*What to produce*
Write out every single entry exactly.

:: Provided entries ::

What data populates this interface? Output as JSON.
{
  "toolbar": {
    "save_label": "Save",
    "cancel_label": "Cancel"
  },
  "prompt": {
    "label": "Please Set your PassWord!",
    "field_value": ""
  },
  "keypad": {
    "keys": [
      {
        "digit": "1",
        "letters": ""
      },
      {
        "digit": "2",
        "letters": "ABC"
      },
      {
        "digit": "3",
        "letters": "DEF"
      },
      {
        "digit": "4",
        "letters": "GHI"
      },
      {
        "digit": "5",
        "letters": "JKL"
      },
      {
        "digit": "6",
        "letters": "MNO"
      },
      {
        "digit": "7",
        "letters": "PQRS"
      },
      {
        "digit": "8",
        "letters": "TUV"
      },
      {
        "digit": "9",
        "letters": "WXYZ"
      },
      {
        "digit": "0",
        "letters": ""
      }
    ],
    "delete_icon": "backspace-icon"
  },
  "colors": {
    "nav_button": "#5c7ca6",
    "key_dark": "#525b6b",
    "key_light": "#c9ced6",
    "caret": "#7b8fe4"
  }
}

:::

*Output of the exercise*
What data populates this interface? Output as JSON.
{
  "toolbar": {
    "save_label": "Save",
    "cancel_label": "Cancel"
  },
  "prompt": {
    "label": "Please Set your PassWord!",
    "field_value": ""
  },
  "keypad": {
    "keys": [
      {
        "digit": "1",
        "letters": ""
      },
      {
        "digit": "2",
        "letters": "ABC"
      },
      {
        "digit": "3",
        "letters": "DEF"
      },
      {
        "digit": "4",
        "letters": "GHI"
      },
      {
        "digit": "5",
        "letters": "JKL"
      },
      {
        "digit": "6",
        "letters": "MNO"
      },
      {
        "digit": "7",
        "letters": "PQRS"
      },
      {
        "digit": "8",
        "letters": "TUV"
      },
      {
        "digit": "9",
        "letters": "WXYZ"
      },
      {
        "digit": "0",
        "letters": ""
      }
    ],
    "delete_icon": "backspace-icon"
  },
  "colors": {
    "nav_button": "#5c7ca6",
    "key_dark": "#525b6b",
    "key_light": "#c9ced6",
    "caret": "#7b8fe4"
  }
}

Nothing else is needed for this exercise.